===== Extract

BY SRIJITH KN FOR FINANCIAL INTEGRATOR

Over the past few years, investor participation across the region has evolved beyond speculative trading activity into something far more structured, technology-driven, and institutionally aligned. Retail traders are becoming increasingly sophisticated, expectations around transparency and execution quality are rising, and financial platforms are under pressure to offer far more than simple market access.

The speculative frenzy that once defined large parts of retail trading is gradually giving way to a more measured investor mindset, shaped largely by regulation, financial awareness, and long-term wealth preservation rather than short-term market excitement.

In this changing landscape, brokerage firms are no longer positioning themselves purely as trading providers. Instead, many are beginning to evolve into broader financial ecosystems, combining infrastructure, education, technology, regulatory credibility, and long-term investment access into a single platform experience.

For UAE-based firms such as Traders’ Hub Capital Markets, this shift represents more than market expansion. It signals a transformation in how the region’s next generation of investors may engage with financial markets altogether.

Founded in 2022 and headquartered in Abu Dhabi, Traders’ Hub has rapidly positioned itself as a locally regulated, technology-enabled brokerage focused on transparency, multi-asset access, and client-centric trading infrastructure.

Today, the company offers access to more than 2,000 instruments across forex, commodities, equities, indices, and cryptocurrencies, while simultaneously preparing for a broader move into wealth management and long-term investment services.

But the story surrounding Traders’ Hub is not simply about growth.

It is also about the wider evolution of the UAE’s financial ecosystem itself.

THE SHIFT IN UAE INVESTOR CULTURE

Across the GCC, financial participation is changing shape.

The rapid rise of digital platforms, increasing financial literacy, regulatory modernization, and mobile-first investing have fundamentally altered how younger investors interact with markets.

In parallel, the UAE has continued strengthening its position as a regional financial hub, attracting capital, fintech innovation, institutional activity, and globally mobile investors seeking regulated access to international markets. This transformation has also created new expectations.

Today’s investors are increasingly prioritising transparency, regulatory protection, execution quality, multi-asset accessibility, and seamless digital experiences.

In many ways, expectations around trading platforms are beginning to resemble expectations traditionally associated with banking and wealth management institutions.

According to Michael Barbour, Head of Product Implementation at Traders’ Hub Capital Markets, these changes reflect a deeper transformation in investor behaviour itself.

Investors increasingly seek integrated, trustworthy financial ecosystems prioritising long-term value, convenience, and institutional-grade service.”

Over the past five years, the psychological profile of the UAE investor has gradually shifted from short-term speculation toward a far more informed, disciplined, and globally aware mindset. Earlier retail participation was often driven primarily by leverage, speed, and short-term market movements. Today, however, younger investors across the UAE are becoming more research-driven, risk-conscious, and focused on long-term wealth creation rather than impulsive trading behaviour.

Modern traders are also seeking far more than market access alone. Transparency, educational support, analytical tools, platform stability, and institutional credibility are becoming increasingly important components of the investor experience itself.

FROM SCOTLAND TO GULF CAPITAL MARKETS

Long before helping shape the growth trajectory of Traders’ Hub Capital Markets, Michael Barbour’s early ambitions were far removed from financial markets.

==========

### Your tasks:
**a.** Copy the rows below word for word, starting with the first row and ending after the line that contains "photo-icon[interactable] [293, 2371, 360, 2438]".
**b.** Continue the article on the UAE brokerage Traders' Hub from the point where it stops.

===== Supplied data

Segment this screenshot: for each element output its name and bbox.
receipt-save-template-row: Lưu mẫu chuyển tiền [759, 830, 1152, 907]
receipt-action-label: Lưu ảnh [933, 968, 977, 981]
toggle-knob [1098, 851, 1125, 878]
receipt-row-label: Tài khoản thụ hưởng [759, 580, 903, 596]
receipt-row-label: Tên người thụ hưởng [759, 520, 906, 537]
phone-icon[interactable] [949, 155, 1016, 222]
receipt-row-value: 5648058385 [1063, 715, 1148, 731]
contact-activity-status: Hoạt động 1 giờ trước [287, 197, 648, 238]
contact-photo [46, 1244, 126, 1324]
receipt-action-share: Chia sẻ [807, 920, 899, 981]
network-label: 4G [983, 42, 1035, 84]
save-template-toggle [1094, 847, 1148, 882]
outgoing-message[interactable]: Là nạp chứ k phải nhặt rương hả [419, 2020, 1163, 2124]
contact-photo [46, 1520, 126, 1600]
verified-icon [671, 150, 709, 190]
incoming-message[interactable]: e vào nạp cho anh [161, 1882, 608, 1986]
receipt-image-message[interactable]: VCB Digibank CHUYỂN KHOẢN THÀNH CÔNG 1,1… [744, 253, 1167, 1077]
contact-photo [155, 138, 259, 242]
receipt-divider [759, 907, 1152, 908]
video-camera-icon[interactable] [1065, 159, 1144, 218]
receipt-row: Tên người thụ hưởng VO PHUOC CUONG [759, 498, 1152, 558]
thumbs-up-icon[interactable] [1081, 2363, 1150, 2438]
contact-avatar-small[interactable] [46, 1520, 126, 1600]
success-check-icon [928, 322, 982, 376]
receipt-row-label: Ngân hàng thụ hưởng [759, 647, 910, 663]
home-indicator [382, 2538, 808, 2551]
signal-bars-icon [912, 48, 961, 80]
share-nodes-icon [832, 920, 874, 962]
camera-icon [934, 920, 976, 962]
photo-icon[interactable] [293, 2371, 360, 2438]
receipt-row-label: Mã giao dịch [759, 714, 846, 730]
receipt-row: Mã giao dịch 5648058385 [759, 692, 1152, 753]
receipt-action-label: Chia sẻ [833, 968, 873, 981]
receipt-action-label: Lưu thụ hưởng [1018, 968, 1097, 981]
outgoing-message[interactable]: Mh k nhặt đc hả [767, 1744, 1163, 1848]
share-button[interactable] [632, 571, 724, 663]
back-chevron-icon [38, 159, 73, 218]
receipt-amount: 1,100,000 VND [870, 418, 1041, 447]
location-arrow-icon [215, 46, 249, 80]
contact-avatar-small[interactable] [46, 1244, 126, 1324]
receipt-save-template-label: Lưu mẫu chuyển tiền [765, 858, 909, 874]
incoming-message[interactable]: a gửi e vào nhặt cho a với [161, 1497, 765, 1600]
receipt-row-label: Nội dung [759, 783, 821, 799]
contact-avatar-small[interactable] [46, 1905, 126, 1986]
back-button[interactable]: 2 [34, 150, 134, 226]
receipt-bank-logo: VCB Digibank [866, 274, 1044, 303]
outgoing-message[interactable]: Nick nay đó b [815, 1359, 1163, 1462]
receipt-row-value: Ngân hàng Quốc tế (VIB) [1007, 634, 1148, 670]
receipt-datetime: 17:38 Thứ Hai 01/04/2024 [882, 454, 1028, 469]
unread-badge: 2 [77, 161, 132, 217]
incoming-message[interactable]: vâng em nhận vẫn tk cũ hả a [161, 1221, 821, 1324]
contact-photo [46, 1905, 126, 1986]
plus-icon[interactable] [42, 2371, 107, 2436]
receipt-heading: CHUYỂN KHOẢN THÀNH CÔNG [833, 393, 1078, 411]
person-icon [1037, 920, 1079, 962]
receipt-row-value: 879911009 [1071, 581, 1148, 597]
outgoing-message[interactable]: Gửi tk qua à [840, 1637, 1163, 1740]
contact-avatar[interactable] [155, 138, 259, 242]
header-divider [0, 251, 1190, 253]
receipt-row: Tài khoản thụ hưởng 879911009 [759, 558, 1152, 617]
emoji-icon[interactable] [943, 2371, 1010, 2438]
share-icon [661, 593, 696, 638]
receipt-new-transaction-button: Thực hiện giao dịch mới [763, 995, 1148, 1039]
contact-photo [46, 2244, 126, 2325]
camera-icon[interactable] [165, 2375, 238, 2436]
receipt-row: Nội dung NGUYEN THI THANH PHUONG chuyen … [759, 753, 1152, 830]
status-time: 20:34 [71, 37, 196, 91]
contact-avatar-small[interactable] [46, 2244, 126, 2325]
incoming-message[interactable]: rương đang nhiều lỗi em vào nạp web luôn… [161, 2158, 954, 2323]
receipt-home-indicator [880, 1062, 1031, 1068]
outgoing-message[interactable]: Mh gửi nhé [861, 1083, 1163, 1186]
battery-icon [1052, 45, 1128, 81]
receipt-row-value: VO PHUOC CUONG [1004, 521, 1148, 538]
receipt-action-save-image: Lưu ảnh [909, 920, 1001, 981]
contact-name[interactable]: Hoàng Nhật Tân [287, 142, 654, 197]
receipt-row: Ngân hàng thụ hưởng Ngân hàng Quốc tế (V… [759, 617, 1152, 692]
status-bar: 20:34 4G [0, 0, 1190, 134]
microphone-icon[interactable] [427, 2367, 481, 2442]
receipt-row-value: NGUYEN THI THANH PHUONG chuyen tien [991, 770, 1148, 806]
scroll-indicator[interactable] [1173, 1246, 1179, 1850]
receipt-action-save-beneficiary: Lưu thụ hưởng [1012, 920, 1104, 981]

==========

### Answers given:
**a.**
Segment this screenshot: for each element output its name and bbox.
receipt-save-template-row: Lưu mẫu chuyển tiền [759, 830, 1152, 907]
receipt-action-label: Lưu ảnh [933, 968, 977, 981]
toggle-knob [1098, 851, 1125, 878]
receipt-row-label: Tài khoản thụ hưởng [759, 580, 903, 596]
receipt-row-label: Tên người thụ hưởng [759, 520, 906, 537]
phone-icon[interactable] [949, 155, 1016, 222]
receipt-row-value: 5648058385 [1063, 715, 1148, 731]
contact-activity-status: Hoạt động 1 giờ trước [287, 197, 648, 238]
contact-photo [46, 1244, 126, 1324]
receipt-action-share: Chia sẻ [807, 920, 899, 981]
network-label: 4G [983, 42, 1035, 84]
save-template-toggle [1094, 847, 1148, 882]
outgoing-message[interactable]: Là nạp chứ k phải nhặt rương hả [419, 2020, 1163, 2124]
contact-photo [46, 1520, 126, 1600]
verified-icon [671, 150, 709, 190]
incoming-message[interactable]: e vào nạp cho anh [161, 1882, 608, 1986]
receipt-image-message[interactable]: VCB Digibank CHUYỂN KHOẢN THÀNH CÔNG 1,1… [744, 253, 1167, 1077]
contact-photo [155, 138, 259, 242]
receipt-divider [759, 907, 1152, 908]
video-camera-icon[interactable] [1065, 159, 1144, 218]
receipt-row: Tên người thụ hưởng VO PHUOC CUONG [759, 498, 1152, 558]
thumbs-up-icon[interactable] [1081, 2363, 1150, 2438]
contact-avatar-small[interactable] [46, 1520, 126, 1600]
success-check-icon [928, 322, 982, 376]
receipt-row-label: Ngân hàng thụ hưởng [759, 647, 910, 663]
home-indicator [382, 2538, 808, 2551]
signal-bars-icon [912, 48, 961, 80]
share-nodes-icon [832, 920, 874, 962]
camera-icon [934, 920, 976, 962]
photo-icon[interactable] [293, 2371, 360, 2438]

**b.**
Growing up in Stonehaven, a small Scottish town south of Aberdeen, he originally aspired to become a professional footballer, eventually playing semi-professionally before moving into finance.

His early exposure to financial systems came during the 2008 financial crisis while working within the legal and asset management sector in Scotland, assisting major UK banking institutions in managing distressed real estate portfolios during one of the most volatile periods in modern financial history.

That experience, combined with his later move to the Middle East in 2011 and subsequent years at the Dubai Gold and Commodities Exchange (DGCX), helped shape a perspective grounded not only in trading infrastructure, but in how markets behave under pressure, uncertainty, and rapid transformation.

Today, that institutional perspective continues influencing Traders’ Hub’s broader focus on operational credibility, technology infrastructure, and long-term investor engagement across the UAE market.

BUILDING A LOCALLY ROOTED TRADING PLATFORM

One of Traders’ Hub’s strongest positioning advantages lies in its status as a UAE-regulated Category 1 Capital Markets Authority (CMA) licensed broker, one of the highest licensing classifications within the country’s financial ecosystem.

In a market where offshore platforms have historically dominated retail participation, regulatory credibility has become increasingly significant, particularly as investors grow more conscious of operational risk, fund protection, execution transparency, and long-term platform reliability.

Rather than positioning itself through aggressive speculative messaging, Traders’ Hub appears to be building its identity around institutional-grade infrastructure, operational discipline, and client alignment.

Its trading environment is built around a Straight Through Processing (STP) execution model, meaning trades are routed directly to liquidity providers rather than internally warehoused by the broker itself.

In increasingly crowded financial markets, brokerage differentiation is no longer being shaped purely by leverage offerings or execution speed. Investors across the UAE are becoming far more conscious of pricing transparency, liquidity structures, operational credibility, and how trades are ultimately executed, particularly as financial literacy continues maturing across the region.

According to Michael Barbour, many investors still misunderstand how brokerage models differ operationally, particularly around spreads, slippage, pricing structures, and conflicts of interest between market-making and STP environments.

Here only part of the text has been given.